→ INSTRUCTIONS TO FOLLOW: Return every record verbatim.

→ DATASET EXCERPTS:

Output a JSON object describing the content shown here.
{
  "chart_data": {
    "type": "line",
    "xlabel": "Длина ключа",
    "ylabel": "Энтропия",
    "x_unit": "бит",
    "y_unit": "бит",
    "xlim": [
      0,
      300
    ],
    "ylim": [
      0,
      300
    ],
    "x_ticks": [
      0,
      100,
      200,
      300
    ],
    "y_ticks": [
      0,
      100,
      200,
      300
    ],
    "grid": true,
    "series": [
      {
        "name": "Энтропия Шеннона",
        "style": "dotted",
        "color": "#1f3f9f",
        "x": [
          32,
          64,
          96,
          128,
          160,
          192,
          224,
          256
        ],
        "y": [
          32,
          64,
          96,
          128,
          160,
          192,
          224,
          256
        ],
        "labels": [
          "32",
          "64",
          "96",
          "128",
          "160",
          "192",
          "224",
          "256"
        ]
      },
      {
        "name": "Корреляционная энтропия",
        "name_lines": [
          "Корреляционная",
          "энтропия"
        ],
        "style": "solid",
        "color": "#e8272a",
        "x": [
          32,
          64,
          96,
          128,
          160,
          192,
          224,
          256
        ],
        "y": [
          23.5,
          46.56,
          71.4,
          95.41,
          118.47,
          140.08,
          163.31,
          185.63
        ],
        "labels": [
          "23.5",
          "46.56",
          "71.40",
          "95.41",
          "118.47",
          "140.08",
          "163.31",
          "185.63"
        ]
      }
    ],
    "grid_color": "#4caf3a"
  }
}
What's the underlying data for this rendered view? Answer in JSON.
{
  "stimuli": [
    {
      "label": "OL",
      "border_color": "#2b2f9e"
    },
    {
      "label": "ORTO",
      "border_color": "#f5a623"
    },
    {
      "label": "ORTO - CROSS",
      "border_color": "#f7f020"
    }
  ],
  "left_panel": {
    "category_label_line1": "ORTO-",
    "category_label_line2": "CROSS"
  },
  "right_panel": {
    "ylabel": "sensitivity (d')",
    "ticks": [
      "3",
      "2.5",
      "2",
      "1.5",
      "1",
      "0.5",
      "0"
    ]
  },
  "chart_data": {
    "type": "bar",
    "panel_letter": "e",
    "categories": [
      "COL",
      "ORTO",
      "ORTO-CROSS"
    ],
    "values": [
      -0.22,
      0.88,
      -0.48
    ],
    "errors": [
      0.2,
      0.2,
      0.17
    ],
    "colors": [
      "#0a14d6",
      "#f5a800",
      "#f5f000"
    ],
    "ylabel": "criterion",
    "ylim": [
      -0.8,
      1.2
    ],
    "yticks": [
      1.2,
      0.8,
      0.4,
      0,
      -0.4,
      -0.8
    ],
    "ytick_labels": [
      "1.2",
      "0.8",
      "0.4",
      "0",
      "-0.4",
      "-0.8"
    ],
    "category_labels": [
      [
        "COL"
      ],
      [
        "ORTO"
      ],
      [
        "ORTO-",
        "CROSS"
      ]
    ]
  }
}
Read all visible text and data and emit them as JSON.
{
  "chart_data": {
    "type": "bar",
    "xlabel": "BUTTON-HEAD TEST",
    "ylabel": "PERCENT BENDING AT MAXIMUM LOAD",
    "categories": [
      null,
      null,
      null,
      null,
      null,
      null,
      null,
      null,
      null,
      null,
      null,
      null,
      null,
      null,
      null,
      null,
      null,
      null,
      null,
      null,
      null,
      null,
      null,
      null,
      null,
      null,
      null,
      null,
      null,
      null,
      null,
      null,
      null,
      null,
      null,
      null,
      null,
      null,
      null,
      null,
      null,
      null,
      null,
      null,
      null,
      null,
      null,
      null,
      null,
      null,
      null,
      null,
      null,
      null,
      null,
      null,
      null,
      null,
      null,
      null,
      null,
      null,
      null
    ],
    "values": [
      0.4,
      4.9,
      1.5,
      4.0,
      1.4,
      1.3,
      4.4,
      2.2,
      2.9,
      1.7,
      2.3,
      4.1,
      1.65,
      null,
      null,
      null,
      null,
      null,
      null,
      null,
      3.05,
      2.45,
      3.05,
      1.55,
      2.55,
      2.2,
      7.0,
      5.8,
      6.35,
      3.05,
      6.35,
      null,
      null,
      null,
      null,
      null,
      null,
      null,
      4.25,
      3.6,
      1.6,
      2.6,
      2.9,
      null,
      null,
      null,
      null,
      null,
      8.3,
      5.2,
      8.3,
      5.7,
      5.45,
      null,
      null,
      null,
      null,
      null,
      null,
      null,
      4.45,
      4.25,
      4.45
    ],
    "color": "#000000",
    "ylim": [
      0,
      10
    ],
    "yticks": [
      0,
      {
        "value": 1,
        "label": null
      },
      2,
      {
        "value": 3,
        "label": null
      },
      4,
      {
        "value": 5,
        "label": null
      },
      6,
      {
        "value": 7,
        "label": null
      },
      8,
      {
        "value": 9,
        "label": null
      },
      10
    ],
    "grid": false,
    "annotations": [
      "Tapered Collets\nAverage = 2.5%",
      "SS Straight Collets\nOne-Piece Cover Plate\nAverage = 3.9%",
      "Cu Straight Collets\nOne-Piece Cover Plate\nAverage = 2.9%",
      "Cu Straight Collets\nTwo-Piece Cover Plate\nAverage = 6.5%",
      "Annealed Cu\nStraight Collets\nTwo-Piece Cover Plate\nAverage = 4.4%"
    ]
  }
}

→ RESPONSE TO THE TASK:
Output a JSON object describing the content shown here.
{
  "chart_data": {
    "type": "line",
    "xlabel": "Длина ключа",
    "ylabel": "Энтропия",
    "x_unit": "бит",
    "y_unit": "бит",
    "xlim": [
      0,
      300
    ],
    "ylim": [
      0,
      300
    ],
    "x_ticks": [
      0,
      100,
      200,
      300
    ],
    "y_ticks": [
      0,
      100,
      200,
      300
    ],
    "grid": true,
    "series": [
      {
        "name": "Энтропия Шеннона",
        "style": "dotted",
        "color": "#1f3f9f",
        "x": [
          32,
          64,
          96,
          128,
          160,
          192,
          224,
          256
        ],
        "y": [
          32,
          64,
          96,
          128,
          160,
          192,
          224,
          256
        ],
        "labels": [
          "32",
          "64",
          "96",
          "128",
          "160",
          "192",
          "224",
          "256"
        ]
      },
      {
        "name": "Корреляционная энтропия",
        "name_lines": [
          "Корреляционная",
          "энтропия"
        ],
        "style": "solid",
        "color": "#e8272a",
        "x": [
          32,
          64,
          96,
          128,
          160,
          192,
          224,
          256
        ],
        "y": [
          23.5,
          46.56,
          71.4,
          95.41,
          118.47,
          140.08,
          163.31,
          185.63
        ],
        "labels": [
          "23.5",
          "46.56",
          "71.40",
          "95.41",
          "118.47",
          "140.08",
          "163.31",
          "185.63"
        ]
      }
    ],
    "grid_color": "#4caf3a"
  }
}
What's the underlying data for this rendered view? Answer in JSON.
{
  "stimuli": [
    {
      "label": "OL",
      "border_color": "#2b2f9e"
    },
    {
      "label": "ORTO",
      "border_color": "#f5a623"
    },
    {
      "label": "ORTO - CROSS",
      "border_color": "#f7f020"
    }
  ],
  "left_panel": {
    "category_label_line1": "ORTO-",
    "category_label_line2": "CROSS"
  },
  "right_panel": {
    "ylabel": "sensitivity (d')",
    "ticks": [
      "3",
      "2.5",
      "2",
      "1.5",
      "1",
      "0.5",
      "0"
    ]
  },
  "chart_data": {
    "type": "bar",
    "panel_letter": "e",
    "categories": [
      "COL",
      "ORTO",
      "ORTO-CROSS"
    ],
    "values": [
      -0.22,
      0.88,
      -0.48
    ],
    "errors": [
      0.2,
      0.2,
      0.17
    ],
    "colors": [
      "#0a14d6",
      "#f5a800",
      "#f5f000"
    ],
    "ylabel": "criterion",
    "ylim": [
      -0.8,
      1.2
    ],
    "yticks": [
      1.2,
      0.8,
      0.4,
      0,
      -0.4,
      -0.8
    ],
    "ytick_labels": [
      "1.2",
      "0.8",
      "0.4",
      "0",
      "-0.4",
      "-0.8"
    ],
    "category_labels": [
      [
        "COL"
      ],
      [
        "ORTO"
      ],
      [
        "ORTO-",
        "CROSS"
      ]
    ]
  }
}
Read all visible text and data and emit them as JSON.
{
  "chart_data": {
    "type": "bar",
    "xlabel": "BUTTON-HEAD TEST",
    "ylabel": "PERCENT BENDING AT MAXIMUM LOAD",
    "categories": [
      null,
      null,
      null,
      null,
      null,
      null,
      null,
      null,
      null,
      null,
      null,
      null,
      null,
      null,
      null,
      null,
      null,
      null,
      null,
      null,
      null,
      null,
      null,
      null,
      null,
      null,
      null,
      null,
      null,
      null,
      null,
      null,
      null,
      null,
      null,
      null,
      null,
      null,
      null,
      null,
      null,
      null,
      null,
      null,
      null,
      null,
      null,
      null,
      null,
      null,
      null,
      null,
      null,
      null,
      null,
      null,
      null,
      null,
      null,
      null,
      null,
      null,
      null
    ],
    "values": [
      0.4,
      4.9,
      1.5,
      4.0,
      1.4,
      1.3,
      4.4,
      2.2,
      2.9,
      1.7,
      2.3,
      4.1,
      1.65,
      null,
      null,
      null,
      null,
      null,
      null,
      null,
      3.05,
      2.45,
      3.05,
      1.55,
      2.55,
      2.2,
      7.0,
      5.8,
      6.35,
      3.05,
      6.35,
      null,
      null,
      null,
      null,
      null,
      null,
      null,
      4.25,
      3.6,
      1.6,
      2.6,
      2.9,
      null,
      null,
      null,
      null,
      null,
      8.3,
      5.2,
      8.3,
      5.7,
      5.45,
      null,
      null,
      null,
      null,
      null,
      null,
      null,
      4.45,
      4.25,
      4.45
    ],
    "color": "#000000",
    "ylim": [
      0,
      10
    ],
    "yticks": [
      0,
      {
        "value": 1,
        "label": null
      },
      2,
      {
        "value": 3,
        "label": null
      },
      4,
      {
        "value": 5,
        "label": null
      },
      6,
      {
        "value": 7,
        "label": null
      },
      8,
      {
        "value": 9,
        "label": null
      },
      10
    ],
    "grid": false,
    "annotations": [
      "Tapered Collets\nAverage = 2.5%",
      "SS Straight Collets\nOne-Piece Cover Plate\nAverage = 3.9%",
      "Cu Straight Collets\nOne-Piece Cover Plate\nAverage = 2.9%",
      "Cu Straight Collets\nTwo-Piece Cover Plate\nAverage = 6.5%",
      "Annealed Cu\nStraight Collets\nTwo-Piece Cover Plate\nAverage = 4.4%"
    ]
  }
}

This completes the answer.